* START *
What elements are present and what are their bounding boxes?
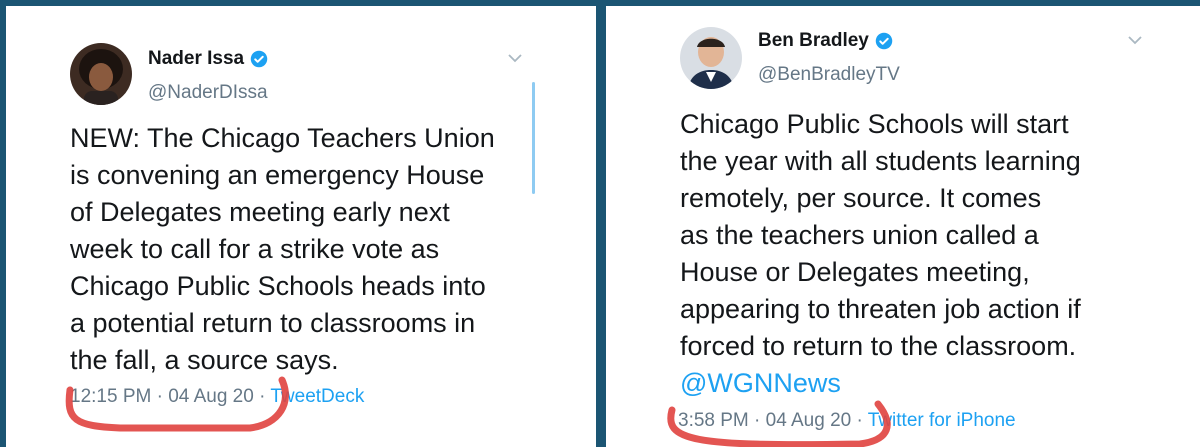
tweet-card-nader-issa: Nader Issa @NaderDIssa NEW: The Chicago … xyxy=(6,6,596,447)
tweet-meta: 3:58 PM · 04 Aug 20 · Twitter for iPhone xyxy=(678,410,1016,432)
tweet-card-ben-bradley: Ben Bradley @BenBradleyTV Chicago Public… xyxy=(606,6,1200,447)
avatar-nader-issa[interactable] xyxy=(70,43,132,105)
author-handle[interactable]: @NaderDIssa xyxy=(148,82,268,104)
author-handle[interactable]: @BenBradleyTV xyxy=(758,64,900,86)
scrollbar[interactable] xyxy=(532,82,535,194)
verified-badge-icon xyxy=(250,50,268,68)
chevron-down-icon[interactable] xyxy=(1128,36,1142,45)
tweet-source-link[interactable]: TweetDeck xyxy=(270,386,364,407)
verified-badge-icon xyxy=(875,32,893,50)
tweet-text: Chicago Public Schools will start the ye… xyxy=(680,109,1081,361)
tweet-source-link[interactable]: Twitter for iPhone xyxy=(868,410,1016,431)
mention-link[interactable]: @WGNNews xyxy=(680,368,841,399)
chevron-down-icon[interactable] xyxy=(508,54,522,63)
tweet-timestamp[interactable]: 12:15 PM · 04 Aug 20 · xyxy=(70,386,265,407)
avatar-ben-bradley[interactable] xyxy=(680,27,742,89)
author-name[interactable]: Ben Bradley xyxy=(758,30,869,52)
tweet-meta: 12:15 PM · 04 Aug 20 · TweetDeck xyxy=(70,386,364,408)
tweet-timestamp[interactable]: 3:58 PM · 04 Aug 20 · xyxy=(678,410,863,431)
author-name[interactable]: Nader Issa xyxy=(148,48,244,70)
tweet-text: NEW: The Chicago Teachers Union is conve… xyxy=(70,123,495,375)
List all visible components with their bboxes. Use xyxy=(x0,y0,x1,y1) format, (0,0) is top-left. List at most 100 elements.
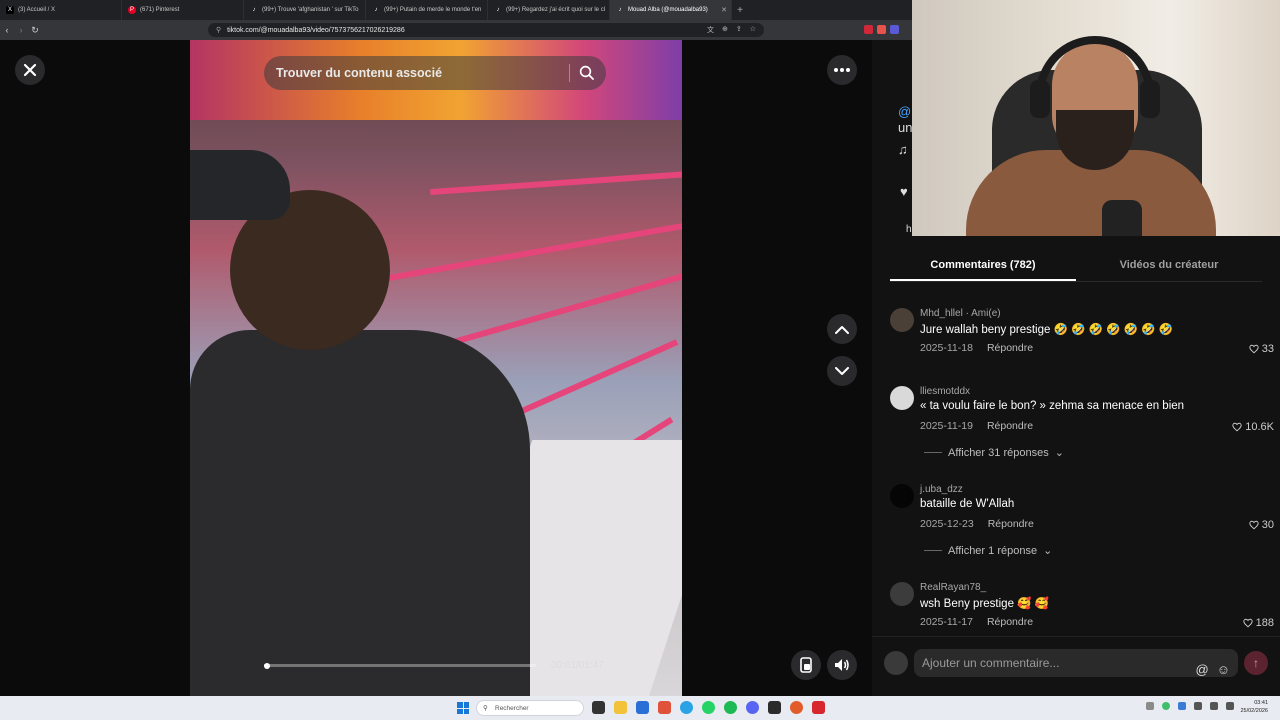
comment-like-button[interactable]: 33 xyxy=(1249,343,1274,355)
like-heart-icon[interactable]: ♥ xyxy=(900,184,908,199)
spotify-icon[interactable] xyxy=(724,701,737,714)
browser-tab[interactable]: ♪ (99+) Regardez j'ai écrit quoi sur le c… xyxy=(488,0,610,20)
heart-outline-icon xyxy=(1249,520,1259,530)
comment-input[interactable]: Ajouter un commentaire... @ ☺ xyxy=(914,649,1238,677)
whatsapp-icon[interactable] xyxy=(702,701,715,714)
link-partial[interactable]: h xyxy=(906,224,912,235)
search-icon[interactable] xyxy=(578,64,596,82)
share-icon[interactable]: ⇪ xyxy=(736,25,742,35)
more-dots-icon xyxy=(834,68,850,72)
mini-player-button[interactable] xyxy=(791,650,821,680)
bookmark-star-icon[interactable]: ☆ xyxy=(750,25,756,35)
previous-video-button[interactable] xyxy=(827,314,857,344)
file-explorer-icon[interactable] xyxy=(614,701,627,714)
volume-icon[interactable] xyxy=(1210,702,1218,710)
progress-handle[interactable] xyxy=(263,662,270,669)
volume-button[interactable] xyxy=(827,650,857,680)
comment-date: 2025-11-18 xyxy=(920,342,973,354)
browser-tab-active[interactable]: ♪ Mouad Alba (@mouadalba93) ✕ xyxy=(610,0,732,20)
discord-icon[interactable] xyxy=(746,701,759,714)
tab-creator-videos[interactable]: Vidéos du créateur xyxy=(1076,252,1262,281)
telegram-icon[interactable] xyxy=(680,701,693,714)
store-icon[interactable] xyxy=(636,701,649,714)
comment-username[interactable]: j.uba_dzz xyxy=(920,484,963,495)
taskbar-search[interactable]: ⚲ Rechercher xyxy=(476,700,584,716)
pinterest-logo-icon: P xyxy=(128,6,136,14)
browser-tab[interactable]: ♪ (99+) Trouve 'afghanistan ' sur TikTo xyxy=(244,0,366,20)
battery-icon[interactable] xyxy=(1226,702,1234,710)
tray-app-icon[interactable] xyxy=(1162,702,1170,710)
comment-item: j.uba_dzz bataille de W'Allah 2025-12-23… xyxy=(890,484,1274,564)
author-handle-partial[interactable]: @ xyxy=(898,104,911,119)
avatar[interactable] xyxy=(890,484,914,508)
reply-button[interactable]: Répondre xyxy=(987,342,1033,354)
comment-username[interactable]: lliesmotddx xyxy=(920,386,970,397)
reply-button[interactable]: Répondre xyxy=(987,616,1033,628)
translate-icon[interactable]: 文 xyxy=(707,25,714,35)
extension-icon[interactable] xyxy=(890,25,899,34)
headset-earcup xyxy=(1140,80,1160,118)
new-tab-button[interactable]: + xyxy=(732,5,748,16)
music-note-icon[interactable]: ♫ xyxy=(898,142,908,157)
browser-tab[interactable]: ♪ (99+) Putain de merde le monde t'en xyxy=(366,0,488,20)
emoji-icon[interactable]: ☺ xyxy=(1217,656,1230,684)
brave-browser-icon[interactable] xyxy=(658,701,671,714)
browser-tab[interactable]: P (671) Pinterest xyxy=(122,0,244,20)
reply-button[interactable]: Répondre xyxy=(987,420,1033,432)
close-tab-icon[interactable]: ✕ xyxy=(721,6,727,14)
show-replies-button[interactable]: Afficher 1 réponse ⌄ xyxy=(924,544,1052,557)
description-partial: un xyxy=(898,120,913,135)
url-text: tiktok.com/@mouadalba93/video/7573756217… xyxy=(227,26,405,34)
app-icon[interactable] xyxy=(812,701,825,714)
tiktok-logo-icon: ♪ xyxy=(252,7,256,13)
extension-icon[interactable] xyxy=(864,25,873,34)
comment-text: bataille de W'Allah xyxy=(920,498,1015,510)
address-bar[interactable]: ⚲ tiktok.com/@mouadalba93/video/75737562… xyxy=(208,23,764,37)
tab-comments[interactable]: Commentaires (782) xyxy=(890,252,1076,281)
comment-like-button[interactable]: 30 xyxy=(1249,519,1274,531)
forward-icon[interactable]: › xyxy=(14,25,28,35)
chevron-down-icon xyxy=(835,366,849,375)
video-time: 00:01/01:47 xyxy=(551,660,604,671)
comment-item: RealRayan78_ wsh Beny prestige 🥰 🥰 2025-… xyxy=(890,582,1274,638)
comment-like-button[interactable]: 10.6K xyxy=(1232,421,1274,433)
related-content-search[interactable]: Trouver du contenu associé xyxy=(264,56,606,90)
tray-app-icon[interactable] xyxy=(1178,702,1186,710)
next-video-button[interactable] xyxy=(827,356,857,386)
floating-player-icon xyxy=(800,657,812,673)
avatar[interactable] xyxy=(890,582,914,606)
site-info-icon[interactable]: ⚲ xyxy=(216,26,221,34)
back-icon[interactable]: ‹ xyxy=(0,25,14,35)
app-icon[interactable] xyxy=(768,701,781,714)
comment-date: 2025-12-23 xyxy=(920,518,974,530)
task-view-icon[interactable] xyxy=(592,701,605,714)
mention-icon[interactable]: @ xyxy=(1196,656,1209,684)
person-cap xyxy=(190,150,290,220)
browser-tab[interactable]: X (3) Accueil / X xyxy=(0,0,122,20)
comment-username[interactable]: RealRayan78_ xyxy=(920,582,986,593)
zoom-icon[interactable]: ⊕ xyxy=(722,25,728,35)
comment-text: wsh Beny prestige 🥰 🥰 xyxy=(920,598,1049,610)
chevron-up-icon[interactable] xyxy=(1146,702,1154,710)
avatar[interactable] xyxy=(890,308,914,332)
divider xyxy=(924,452,942,453)
comment-like-button[interactable]: 188 xyxy=(1243,617,1274,629)
windows-start-icon[interactable] xyxy=(457,702,469,714)
reload-icon[interactable]: ↻ xyxy=(28,25,42,36)
video-player[interactable] xyxy=(190,40,682,696)
extension-icon[interactable] xyxy=(877,25,886,34)
video-progress-bar[interactable] xyxy=(263,662,536,669)
more-options-button[interactable] xyxy=(827,55,857,85)
headset-icon xyxy=(1036,36,1154,106)
send-comment-button[interactable]: ↑ xyxy=(1244,651,1268,675)
close-button[interactable] xyxy=(15,55,45,85)
show-replies-button[interactable]: Afficher 31 réponses ⌄ xyxy=(924,446,1064,459)
app-icon[interactable] xyxy=(790,701,803,714)
taskbar-clock[interactable]: 03:41 25/02/2026 xyxy=(1240,699,1268,715)
comment-username[interactable]: Mhd_hllel · Ami(e) xyxy=(920,308,1001,319)
avatar[interactable] xyxy=(890,386,914,410)
heart-outline-icon xyxy=(1249,344,1259,354)
webcam-overlay xyxy=(912,0,1280,236)
reply-button[interactable]: Répondre xyxy=(988,518,1034,530)
wifi-icon[interactable] xyxy=(1194,702,1202,710)
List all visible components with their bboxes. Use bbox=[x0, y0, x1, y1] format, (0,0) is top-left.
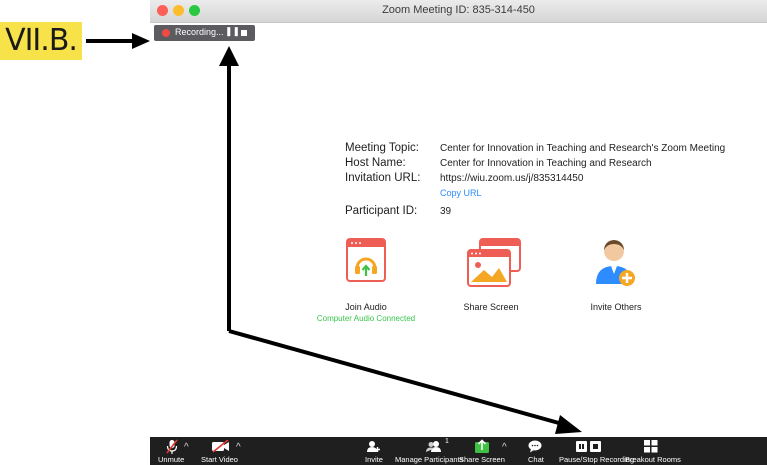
host-name-label: Host Name: bbox=[345, 157, 406, 169]
unmute-button[interactable]: Unmute bbox=[158, 437, 186, 465]
breakout-rooms-button[interactable]: Breakout Rooms bbox=[625, 437, 681, 465]
pause-recording-icon[interactable]: ❚❚ bbox=[225, 26, 240, 37]
share-screen-icon bbox=[467, 238, 521, 287]
recording-indicator: Recording... ❚❚ bbox=[154, 25, 255, 41]
host-name-value: Center for Innovation in Teaching and Re… bbox=[440, 158, 652, 169]
stop-recording-icon[interactable] bbox=[241, 30, 247, 36]
invite-others-action[interactable]: Invite Others bbox=[556, 238, 676, 328]
join-audio-label: Join Audio bbox=[345, 302, 387, 312]
recording-dot-icon bbox=[162, 29, 170, 37]
annotation-step-label: VII.B. bbox=[0, 22, 82, 60]
chat-button[interactable]: Chat bbox=[523, 437, 547, 465]
join-audio-action[interactable]: Join Audio Computer Audio Connected bbox=[306, 238, 426, 328]
pause-stop-recording-button[interactable]: Pause/Stop Recording bbox=[559, 437, 634, 465]
chat-bubble-icon bbox=[528, 440, 542, 453]
muted-microphone-icon bbox=[166, 439, 178, 454]
invite-button[interactable]: Invite bbox=[362, 437, 386, 465]
invite-person-icon bbox=[367, 441, 380, 452]
recording-status-text: Recording... bbox=[175, 27, 224, 37]
participant-id-label: Participant ID: bbox=[345, 205, 418, 217]
invite-others-label: Invite Others bbox=[590, 302, 642, 312]
video-options-chevron-icon[interactable]: ^ bbox=[236, 442, 241, 453]
invitation-url-label: Invitation URL: bbox=[345, 172, 421, 184]
invitation-url-value: https://wiu.zoom.us/j/835314450 bbox=[440, 173, 584, 184]
invite-others-icon bbox=[596, 240, 635, 286]
video-off-icon bbox=[212, 440, 229, 453]
annotation-arrowhead-right-icon bbox=[132, 33, 150, 49]
chat-label: Chat bbox=[528, 455, 544, 464]
headphones-icon bbox=[346, 238, 386, 282]
zoom-meeting-window: Zoom Meeting ID: 835-314-450 Recording..… bbox=[150, 0, 767, 465]
pause-stop-recording-label: Pause/Stop Recording bbox=[559, 455, 635, 464]
share-screen-action[interactable]: Share Screen bbox=[431, 238, 551, 328]
share-screen-label: Share Screen bbox=[463, 302, 519, 312]
invite-label: Invite bbox=[365, 455, 383, 464]
breakout-rooms-icon bbox=[644, 440, 658, 453]
window-title: Zoom Meeting ID: 835-314-450 bbox=[382, 4, 535, 16]
manage-participants-label: Manage Participants bbox=[395, 455, 464, 464]
participant-id-value: 39 bbox=[440, 206, 452, 217]
start-video-label: Start Video bbox=[201, 455, 238, 464]
audio-connected-status: Computer Audio Connected bbox=[316, 314, 416, 323]
breakout-rooms-label: Breakout Rooms bbox=[625, 455, 681, 464]
meeting-topic-label: Meeting Topic: bbox=[345, 142, 419, 154]
meeting-topic-value: Center for Innovation in Teaching and Re… bbox=[440, 143, 726, 154]
copy-url-link[interactable]: Copy URL bbox=[440, 188, 482, 198]
meeting-toolbar: Unmute ^ Start Video ^ Invite 1 Manage P… bbox=[150, 437, 767, 465]
share-screen-button[interactable]: Share Screen bbox=[459, 437, 505, 465]
participants-icon bbox=[426, 441, 441, 452]
title-bar: Zoom Meeting ID: 835-314-450 bbox=[150, 0, 767, 23]
unmute-label: Unmute bbox=[158, 455, 185, 464]
share-screen-toolbar-label: Share Screen bbox=[459, 455, 505, 464]
audio-options-chevron-icon[interactable]: ^ bbox=[184, 442, 189, 453]
share-screen-arrow-icon bbox=[475, 439, 489, 453]
share-options-chevron-icon[interactable]: ^ bbox=[502, 442, 507, 453]
pause-stop-recording-icon bbox=[576, 441, 601, 452]
participant-count-badge: 1 bbox=[445, 438, 449, 445]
* END *
Render the lines of the listing from the one containing "host-name-label: Host Name: bbox=[345, 157, 406, 169]" through the one containing "host-name-value: Center for", both included, as a JSON list of strings with one string per line and blank lines left out.

[
  "host-name-label: Host Name: bbox=[345, 157, 406, 169]",
  "unmute-button[interactable]: Unmute bbox=[158, 437, 186, 465]",
  "breakout-rooms-button[interactable]: Breakout Rooms bbox=[625, 437, 681, 465]",
  "pause-recording-icon[interactable]: ❚❚ bbox=[225, 26, 240, 37]",
  "share-screen-icon bbox=[467, 238, 521, 287]",
  "recording-indicator: Recording... ❚❚ bbox=[154, 25, 255, 41]",
  "host-name-value: Center for Innovation in Teaching and Re… bbox=[440, 158, 652, 169]"
]